TASK INSTRUCTIONS:
Look through the data and write out every line with the word "Clube" in it.

(Collected data)
• • • •

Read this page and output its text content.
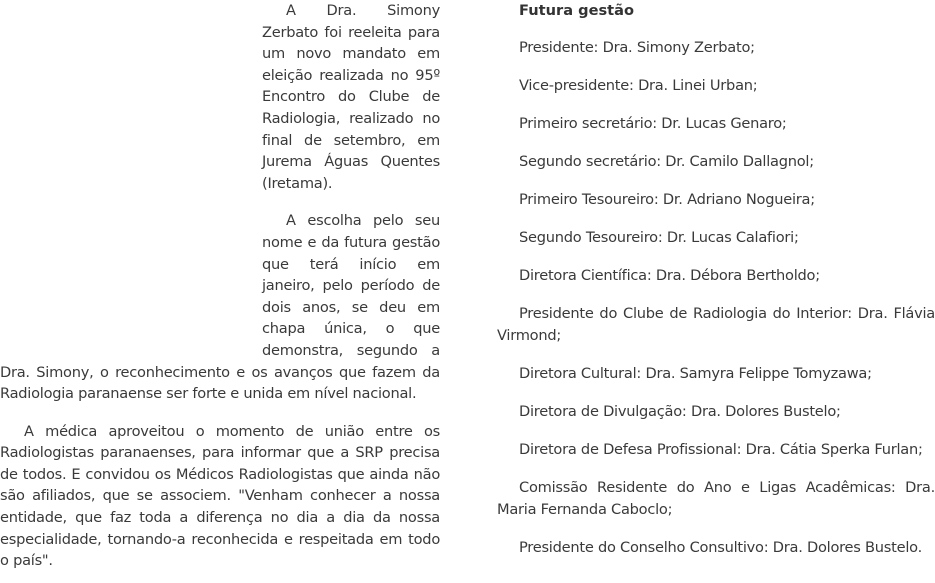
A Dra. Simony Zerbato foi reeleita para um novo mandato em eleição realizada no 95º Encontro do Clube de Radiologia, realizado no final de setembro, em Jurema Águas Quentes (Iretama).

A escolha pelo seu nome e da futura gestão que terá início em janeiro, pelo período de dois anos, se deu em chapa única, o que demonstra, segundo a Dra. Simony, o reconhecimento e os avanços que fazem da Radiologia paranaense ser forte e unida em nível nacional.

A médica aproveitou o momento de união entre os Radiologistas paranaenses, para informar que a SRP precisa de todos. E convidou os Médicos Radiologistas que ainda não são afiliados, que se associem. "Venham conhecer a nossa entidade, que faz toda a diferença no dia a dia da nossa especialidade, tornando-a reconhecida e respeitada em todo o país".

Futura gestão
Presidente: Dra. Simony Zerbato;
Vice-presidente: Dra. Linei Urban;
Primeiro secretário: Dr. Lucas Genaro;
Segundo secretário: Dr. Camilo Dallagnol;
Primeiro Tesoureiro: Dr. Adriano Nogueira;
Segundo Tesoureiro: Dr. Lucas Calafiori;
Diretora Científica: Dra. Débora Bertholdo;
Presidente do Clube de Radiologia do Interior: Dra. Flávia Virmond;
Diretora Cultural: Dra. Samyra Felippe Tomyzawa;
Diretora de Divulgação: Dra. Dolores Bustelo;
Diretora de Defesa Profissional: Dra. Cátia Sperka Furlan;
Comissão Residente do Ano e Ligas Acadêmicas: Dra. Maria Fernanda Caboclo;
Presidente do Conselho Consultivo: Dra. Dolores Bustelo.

• • • •

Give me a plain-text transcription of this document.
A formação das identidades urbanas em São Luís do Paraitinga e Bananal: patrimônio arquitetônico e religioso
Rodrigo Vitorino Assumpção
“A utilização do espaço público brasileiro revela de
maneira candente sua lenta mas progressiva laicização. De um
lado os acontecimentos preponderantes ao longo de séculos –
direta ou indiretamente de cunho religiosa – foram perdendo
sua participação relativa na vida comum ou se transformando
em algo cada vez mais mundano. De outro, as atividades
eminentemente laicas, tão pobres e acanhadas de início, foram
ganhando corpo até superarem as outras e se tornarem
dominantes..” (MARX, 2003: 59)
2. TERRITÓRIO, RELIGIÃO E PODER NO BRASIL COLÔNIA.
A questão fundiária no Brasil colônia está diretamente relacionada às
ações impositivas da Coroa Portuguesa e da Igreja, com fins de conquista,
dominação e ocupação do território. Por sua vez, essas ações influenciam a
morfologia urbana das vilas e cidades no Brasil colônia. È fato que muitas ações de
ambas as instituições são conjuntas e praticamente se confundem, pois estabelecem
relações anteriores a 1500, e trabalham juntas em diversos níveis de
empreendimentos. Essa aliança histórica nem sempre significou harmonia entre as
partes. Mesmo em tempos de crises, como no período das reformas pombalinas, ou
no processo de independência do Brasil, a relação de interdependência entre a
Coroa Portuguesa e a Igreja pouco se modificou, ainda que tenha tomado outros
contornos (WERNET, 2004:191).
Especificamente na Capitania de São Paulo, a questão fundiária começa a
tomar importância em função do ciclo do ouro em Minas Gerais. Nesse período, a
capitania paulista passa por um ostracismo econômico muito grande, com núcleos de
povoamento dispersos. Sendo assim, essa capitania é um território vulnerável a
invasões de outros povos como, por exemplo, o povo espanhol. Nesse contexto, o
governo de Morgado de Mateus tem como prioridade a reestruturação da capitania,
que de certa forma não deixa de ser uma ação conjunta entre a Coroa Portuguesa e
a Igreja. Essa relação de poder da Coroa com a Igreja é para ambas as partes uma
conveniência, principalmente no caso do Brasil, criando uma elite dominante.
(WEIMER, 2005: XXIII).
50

• • • •

EXPECTED ANSWER:
A Dra. Simony Zerbato foi reeleita para um novo mandato em eleição realizada no 95º Encontro do Clube de Radiologia, realizado no final de setembro, em Jurema Águas Quentes (Iretama).
Presidente do Clube de Radiologia do Interior: Dra. Flávia Virmond;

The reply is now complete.